Task instructions ::
Give only the number of lines in the records that include the string "from".

::: Data supplied

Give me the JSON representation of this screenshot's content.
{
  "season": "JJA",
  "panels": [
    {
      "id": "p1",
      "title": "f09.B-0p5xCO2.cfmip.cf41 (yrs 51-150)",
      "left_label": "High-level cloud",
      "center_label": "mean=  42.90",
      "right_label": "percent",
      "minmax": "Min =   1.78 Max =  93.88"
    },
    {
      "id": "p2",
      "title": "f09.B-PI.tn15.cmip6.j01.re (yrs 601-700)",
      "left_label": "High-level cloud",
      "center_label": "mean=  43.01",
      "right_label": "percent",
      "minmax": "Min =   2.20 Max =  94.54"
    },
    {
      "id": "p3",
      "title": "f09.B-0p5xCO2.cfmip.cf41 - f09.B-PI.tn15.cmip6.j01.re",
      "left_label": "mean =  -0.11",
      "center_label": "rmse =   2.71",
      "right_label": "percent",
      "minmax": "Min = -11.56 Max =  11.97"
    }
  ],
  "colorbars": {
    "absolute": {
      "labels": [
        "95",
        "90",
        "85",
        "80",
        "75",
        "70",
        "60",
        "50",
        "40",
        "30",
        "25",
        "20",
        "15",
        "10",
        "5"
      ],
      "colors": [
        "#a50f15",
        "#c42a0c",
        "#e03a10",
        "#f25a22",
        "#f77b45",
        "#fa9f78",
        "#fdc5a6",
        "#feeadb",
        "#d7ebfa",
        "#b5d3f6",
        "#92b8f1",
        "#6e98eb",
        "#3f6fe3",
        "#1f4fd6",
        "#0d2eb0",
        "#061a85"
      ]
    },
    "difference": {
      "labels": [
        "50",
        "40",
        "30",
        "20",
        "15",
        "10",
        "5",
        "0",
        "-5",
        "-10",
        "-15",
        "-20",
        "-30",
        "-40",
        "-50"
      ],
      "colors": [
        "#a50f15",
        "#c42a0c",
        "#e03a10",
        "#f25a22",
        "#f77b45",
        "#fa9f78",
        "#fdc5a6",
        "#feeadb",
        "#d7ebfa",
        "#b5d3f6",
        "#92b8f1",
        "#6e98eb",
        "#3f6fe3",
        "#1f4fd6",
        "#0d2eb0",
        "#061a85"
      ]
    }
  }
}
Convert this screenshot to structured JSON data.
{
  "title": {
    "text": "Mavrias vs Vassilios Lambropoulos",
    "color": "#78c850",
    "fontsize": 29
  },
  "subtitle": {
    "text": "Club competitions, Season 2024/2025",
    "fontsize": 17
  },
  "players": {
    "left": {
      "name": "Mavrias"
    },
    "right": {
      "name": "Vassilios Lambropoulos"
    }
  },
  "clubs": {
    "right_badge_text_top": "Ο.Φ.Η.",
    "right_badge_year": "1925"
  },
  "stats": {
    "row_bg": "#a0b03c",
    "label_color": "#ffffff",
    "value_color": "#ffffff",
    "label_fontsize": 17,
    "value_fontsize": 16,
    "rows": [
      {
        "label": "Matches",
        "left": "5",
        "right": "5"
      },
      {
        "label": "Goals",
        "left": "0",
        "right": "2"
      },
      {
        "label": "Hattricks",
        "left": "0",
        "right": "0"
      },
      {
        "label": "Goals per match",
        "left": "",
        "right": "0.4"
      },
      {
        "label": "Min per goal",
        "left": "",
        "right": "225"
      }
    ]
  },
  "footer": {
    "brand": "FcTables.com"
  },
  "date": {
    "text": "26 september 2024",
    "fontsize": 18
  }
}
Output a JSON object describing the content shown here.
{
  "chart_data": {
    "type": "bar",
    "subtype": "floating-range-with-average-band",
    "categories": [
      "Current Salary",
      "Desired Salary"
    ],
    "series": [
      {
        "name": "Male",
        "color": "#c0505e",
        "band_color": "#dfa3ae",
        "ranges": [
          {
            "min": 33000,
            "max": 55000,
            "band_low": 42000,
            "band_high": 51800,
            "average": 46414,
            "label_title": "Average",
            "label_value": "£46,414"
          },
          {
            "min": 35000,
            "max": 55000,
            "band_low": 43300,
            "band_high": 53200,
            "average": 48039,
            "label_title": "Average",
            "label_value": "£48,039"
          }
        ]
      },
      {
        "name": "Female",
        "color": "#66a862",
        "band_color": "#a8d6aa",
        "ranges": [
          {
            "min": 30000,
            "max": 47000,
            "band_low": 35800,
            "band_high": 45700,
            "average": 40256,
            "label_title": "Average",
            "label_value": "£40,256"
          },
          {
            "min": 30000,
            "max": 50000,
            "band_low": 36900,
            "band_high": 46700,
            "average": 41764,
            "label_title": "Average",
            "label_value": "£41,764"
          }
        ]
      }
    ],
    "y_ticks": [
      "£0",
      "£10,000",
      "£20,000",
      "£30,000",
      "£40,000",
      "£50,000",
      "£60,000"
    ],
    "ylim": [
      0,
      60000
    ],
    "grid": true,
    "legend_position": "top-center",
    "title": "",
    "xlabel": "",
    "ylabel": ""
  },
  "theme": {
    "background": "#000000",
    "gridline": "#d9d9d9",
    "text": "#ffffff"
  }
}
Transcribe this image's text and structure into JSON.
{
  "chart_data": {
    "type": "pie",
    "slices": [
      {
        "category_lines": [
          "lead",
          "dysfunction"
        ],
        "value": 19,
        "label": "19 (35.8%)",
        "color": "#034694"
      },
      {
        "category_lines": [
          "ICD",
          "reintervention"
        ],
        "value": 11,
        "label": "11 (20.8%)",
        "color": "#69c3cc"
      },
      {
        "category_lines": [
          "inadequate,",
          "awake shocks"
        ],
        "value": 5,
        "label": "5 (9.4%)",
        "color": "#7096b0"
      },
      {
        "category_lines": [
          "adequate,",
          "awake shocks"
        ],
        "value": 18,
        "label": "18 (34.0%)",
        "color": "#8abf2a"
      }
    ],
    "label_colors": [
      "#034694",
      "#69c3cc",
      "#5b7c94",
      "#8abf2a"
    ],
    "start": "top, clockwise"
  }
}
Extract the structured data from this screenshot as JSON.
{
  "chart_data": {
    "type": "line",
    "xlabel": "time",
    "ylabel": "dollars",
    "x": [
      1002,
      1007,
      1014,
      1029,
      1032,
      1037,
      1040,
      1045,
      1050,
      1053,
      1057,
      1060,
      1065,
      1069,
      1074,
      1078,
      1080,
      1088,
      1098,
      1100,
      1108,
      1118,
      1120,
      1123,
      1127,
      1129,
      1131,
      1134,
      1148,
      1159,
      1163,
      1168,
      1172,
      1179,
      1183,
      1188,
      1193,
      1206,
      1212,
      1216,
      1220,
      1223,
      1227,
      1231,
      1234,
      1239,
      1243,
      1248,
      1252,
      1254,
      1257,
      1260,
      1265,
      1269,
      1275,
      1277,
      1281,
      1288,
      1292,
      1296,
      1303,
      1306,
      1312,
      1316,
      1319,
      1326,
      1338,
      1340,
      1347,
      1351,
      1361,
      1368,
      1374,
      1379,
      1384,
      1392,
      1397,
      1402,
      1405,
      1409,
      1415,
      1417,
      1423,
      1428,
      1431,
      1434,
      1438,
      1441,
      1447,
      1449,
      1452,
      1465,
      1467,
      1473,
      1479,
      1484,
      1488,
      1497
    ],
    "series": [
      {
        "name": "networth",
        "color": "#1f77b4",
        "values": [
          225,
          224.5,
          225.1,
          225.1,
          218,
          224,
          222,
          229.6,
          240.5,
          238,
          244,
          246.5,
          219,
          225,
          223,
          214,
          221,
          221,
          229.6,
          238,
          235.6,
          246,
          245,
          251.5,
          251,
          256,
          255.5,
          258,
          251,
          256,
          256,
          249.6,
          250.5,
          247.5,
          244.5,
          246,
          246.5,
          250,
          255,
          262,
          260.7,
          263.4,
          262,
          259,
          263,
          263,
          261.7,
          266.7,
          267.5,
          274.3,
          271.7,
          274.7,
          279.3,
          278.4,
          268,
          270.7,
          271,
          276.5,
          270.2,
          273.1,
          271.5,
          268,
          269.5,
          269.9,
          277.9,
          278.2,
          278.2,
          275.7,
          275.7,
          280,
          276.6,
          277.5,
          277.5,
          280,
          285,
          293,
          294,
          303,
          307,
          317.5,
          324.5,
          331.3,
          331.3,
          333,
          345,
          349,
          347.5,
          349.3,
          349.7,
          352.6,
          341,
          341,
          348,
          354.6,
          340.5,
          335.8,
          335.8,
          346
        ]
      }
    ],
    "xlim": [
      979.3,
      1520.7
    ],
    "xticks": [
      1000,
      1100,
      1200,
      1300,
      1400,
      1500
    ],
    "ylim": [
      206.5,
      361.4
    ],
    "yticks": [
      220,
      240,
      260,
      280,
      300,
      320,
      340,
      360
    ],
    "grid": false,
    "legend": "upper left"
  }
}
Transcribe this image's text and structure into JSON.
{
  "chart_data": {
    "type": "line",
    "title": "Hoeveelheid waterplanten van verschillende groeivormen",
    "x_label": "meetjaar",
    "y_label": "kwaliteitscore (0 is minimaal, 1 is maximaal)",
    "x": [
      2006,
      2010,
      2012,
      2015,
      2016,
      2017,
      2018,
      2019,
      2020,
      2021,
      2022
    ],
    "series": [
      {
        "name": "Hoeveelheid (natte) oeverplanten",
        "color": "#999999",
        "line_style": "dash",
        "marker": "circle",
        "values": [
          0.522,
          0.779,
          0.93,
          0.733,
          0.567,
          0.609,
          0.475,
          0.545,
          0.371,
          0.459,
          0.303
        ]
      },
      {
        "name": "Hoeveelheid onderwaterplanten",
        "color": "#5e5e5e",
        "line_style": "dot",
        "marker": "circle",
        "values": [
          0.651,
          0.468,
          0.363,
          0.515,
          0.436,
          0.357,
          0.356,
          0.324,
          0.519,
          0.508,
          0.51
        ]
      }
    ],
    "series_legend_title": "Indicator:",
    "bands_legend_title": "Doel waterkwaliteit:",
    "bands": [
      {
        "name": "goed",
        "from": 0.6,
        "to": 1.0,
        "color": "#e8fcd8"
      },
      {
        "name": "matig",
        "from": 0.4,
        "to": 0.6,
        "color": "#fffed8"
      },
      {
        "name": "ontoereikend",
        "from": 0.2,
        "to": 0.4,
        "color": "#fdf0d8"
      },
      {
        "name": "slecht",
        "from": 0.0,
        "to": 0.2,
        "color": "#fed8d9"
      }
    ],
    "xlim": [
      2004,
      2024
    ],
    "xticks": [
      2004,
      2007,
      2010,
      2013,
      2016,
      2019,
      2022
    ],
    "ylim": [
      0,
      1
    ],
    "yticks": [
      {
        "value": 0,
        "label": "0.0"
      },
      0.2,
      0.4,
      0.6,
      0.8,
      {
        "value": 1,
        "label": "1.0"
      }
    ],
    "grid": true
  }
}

::::::

Answer ::
5